#### Description of the task:
Work through the material below and count the lines holding the word "screenshot"; give that count and nothing more.

Collected data entries:
= = =
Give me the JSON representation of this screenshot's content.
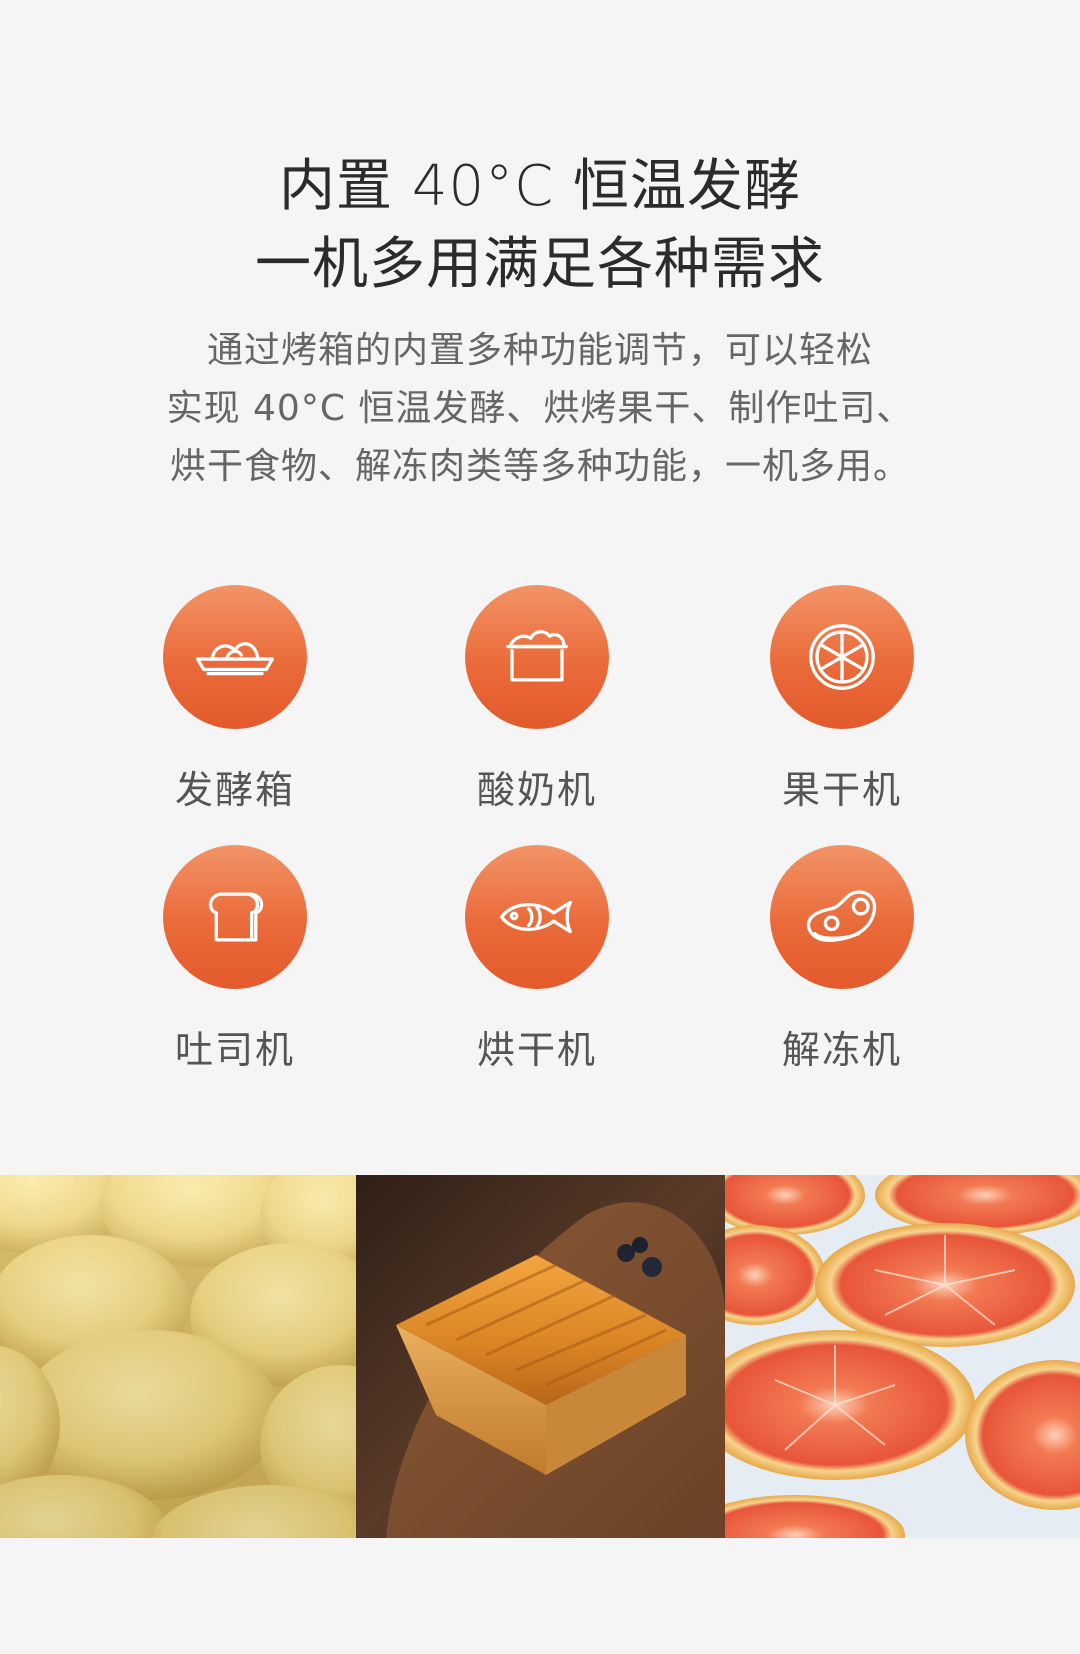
{
  "headline": {
    "line1": "内置 40°C 恒温发酵",
    "line2": "一机多用满足各种需求"
  },
  "description": {
    "line1": "通过烤箱的内置多种功能调节，可以轻松",
    "line2": "实现 40°C 恒温发酵、烘烤果干、制作吐司、",
    "line3": "烘干食物、解冻肉类等多种功能，一机多用。"
  },
  "features": [
    {
      "label": "发酵箱",
      "icon": "dough-bowl-icon"
    },
    {
      "label": "酸奶机",
      "icon": "yogurt-cup-icon"
    },
    {
      "label": "果干机",
      "icon": "citrus-slice-icon"
    },
    {
      "label": "吐司机",
      "icon": "toast-icon"
    },
    {
      "label": "烘干机",
      "icon": "fish-icon"
    },
    {
      "label": "解冻机",
      "icon": "meat-steak-icon"
    }
  ],
  "colors": {
    "background": "#f5f5f5",
    "accent_top": "#f29466",
    "accent_bottom": "#e35a2c"
  }
}
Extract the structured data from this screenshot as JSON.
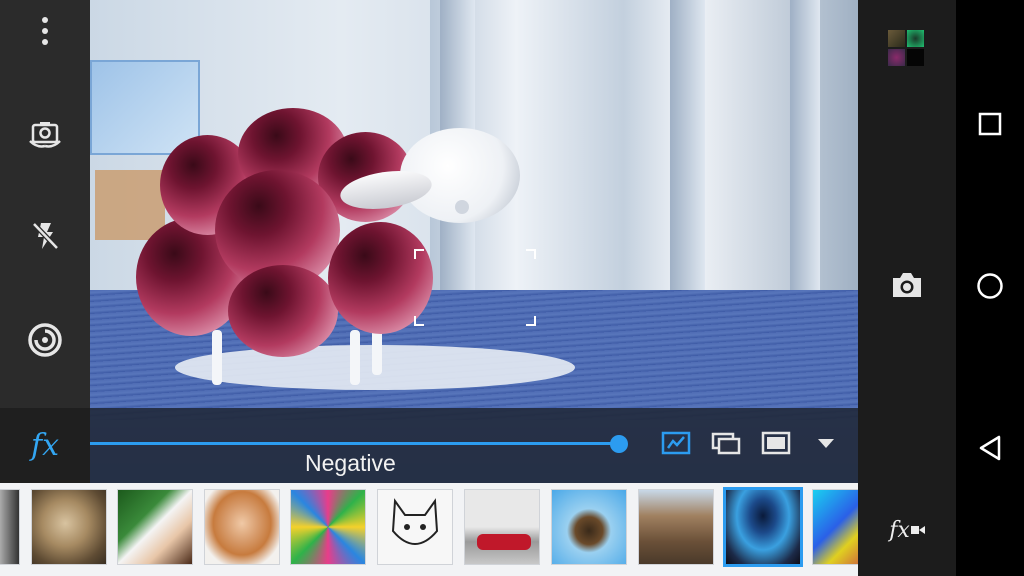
= = =
#### Task solution:
2